EXERCISE GOAL
Quote all of the data below exactly, please.

DATA PROVIDED
* BEGIN *

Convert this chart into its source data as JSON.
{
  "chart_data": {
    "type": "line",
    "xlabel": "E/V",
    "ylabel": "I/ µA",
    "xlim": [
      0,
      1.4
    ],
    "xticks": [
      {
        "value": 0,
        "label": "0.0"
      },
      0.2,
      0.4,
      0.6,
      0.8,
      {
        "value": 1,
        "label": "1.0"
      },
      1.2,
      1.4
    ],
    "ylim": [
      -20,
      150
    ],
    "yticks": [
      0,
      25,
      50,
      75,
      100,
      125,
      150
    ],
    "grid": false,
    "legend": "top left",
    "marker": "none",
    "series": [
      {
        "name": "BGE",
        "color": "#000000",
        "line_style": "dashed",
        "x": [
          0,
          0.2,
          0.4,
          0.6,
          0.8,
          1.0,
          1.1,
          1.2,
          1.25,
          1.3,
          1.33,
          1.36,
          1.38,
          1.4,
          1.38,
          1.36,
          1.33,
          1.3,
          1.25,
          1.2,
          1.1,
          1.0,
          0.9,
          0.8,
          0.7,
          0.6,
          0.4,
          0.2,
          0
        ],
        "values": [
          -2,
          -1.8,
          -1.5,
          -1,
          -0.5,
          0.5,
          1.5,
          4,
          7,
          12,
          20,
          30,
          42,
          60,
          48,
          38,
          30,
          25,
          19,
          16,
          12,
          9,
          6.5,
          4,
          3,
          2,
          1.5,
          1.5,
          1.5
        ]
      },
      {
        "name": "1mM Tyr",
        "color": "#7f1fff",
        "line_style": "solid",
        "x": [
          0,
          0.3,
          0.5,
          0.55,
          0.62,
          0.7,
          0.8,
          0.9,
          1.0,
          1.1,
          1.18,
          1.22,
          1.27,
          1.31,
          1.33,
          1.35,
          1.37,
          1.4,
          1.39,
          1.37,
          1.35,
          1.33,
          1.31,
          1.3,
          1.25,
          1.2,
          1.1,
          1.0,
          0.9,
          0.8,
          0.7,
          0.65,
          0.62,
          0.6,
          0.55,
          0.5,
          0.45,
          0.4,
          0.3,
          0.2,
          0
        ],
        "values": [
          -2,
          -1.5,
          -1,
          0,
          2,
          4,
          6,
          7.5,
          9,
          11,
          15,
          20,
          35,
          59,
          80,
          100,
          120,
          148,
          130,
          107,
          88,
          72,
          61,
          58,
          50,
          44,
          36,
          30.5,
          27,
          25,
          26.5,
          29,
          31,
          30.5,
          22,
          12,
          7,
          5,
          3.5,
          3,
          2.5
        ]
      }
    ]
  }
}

* END *

WRITTEN SOLUTION
Convert this chart into its source data as JSON.
{
  "chart_data": {
    "type": "line",
    "xlabel": "E/V",
    "ylabel": "I/ µA",
    "xlim": [
      0,
      1.4
    ],
    "xticks": [
      {
        "value": 0,
        "label": "0.0"
      },
      0.2,
      0.4,
      0.6,
      0.8,
      {
        "value": 1,
        "label": "1.0"
      },
      1.2,
      1.4
    ],
    "ylim": [
      -20,
      150
    ],
    "yticks": [
      0,
      25,
      50,
      75,
      100,
      125,
      150
    ],
    "grid": false,
    "legend": "top left",
    "marker": "none",
    "series": [
      {
        "name": "BGE",
        "color": "#000000",
        "line_style": "dashed",
        "x": [
          0,
          0.2,
          0.4,
          0.6,
          0.8,
          1.0,
          1.1,
          1.2,
          1.25,
          1.3,
          1.33,
          1.36,
          1.38,
          1.4,
          1.38,
          1.36,
          1.33,
          1.3,
          1.25,
          1.2,
          1.1,
          1.0,
          0.9,
          0.8,
          0.7,
          0.6,
          0.4,
          0.2,
          0
        ],
        "values": [
          -2,
          -1.8,
          -1.5,
          -1,
          -0.5,
          0.5,
          1.5,
          4,
          7,
          12,
          20,
          30,
          42,
          60,
          48,
          38,
          30,
          25,
          19,
          16,
          12,
          9,
          6.5,
          4,
          3,
          2,
          1.5,
          1.5,
          1.5
        ]
      },
      {
        "name": "1mM Tyr",
        "color": "#7f1fff",
        "line_style": "solid",
        "x": [
          0,
          0.3,
          0.5,
          0.55,
          0.62,
          0.7,
          0.8,
          0.9,
          1.0,
          1.1,
          1.18,
          1.22,
          1.27,
          1.31,
          1.33,
          1.35,
          1.37,
          1.4,
          1.39,
          1.37,
          1.35,
          1.33,
          1.31,
          1.3,
          1.25,
          1.2,
          1.1,
          1.0,
          0.9,
          0.8,
          0.7,
          0.65,
          0.62,
          0.6,
          0.55,
          0.5,
          0.45,
          0.4,
          0.3,
          0.2,
          0
        ],
        "values": [
          -2,
          -1.5,
          -1,
          0,
          2,
          4,
          6,
          7.5,
          9,
          11,
          15,
          20,
          35,
          59,
          80,
          100,
          120,
          148,
          130,
          107,
          88,
          72,
          61,
          58,
          50,
          44,
          36,
          30.5,
          27,
          25,
          26.5,
          29,
          31,
          30.5,
          22,
          12,
          7,
          5,
          3.5,
          3,
          2.5
        ]
      }
    ]
  }
}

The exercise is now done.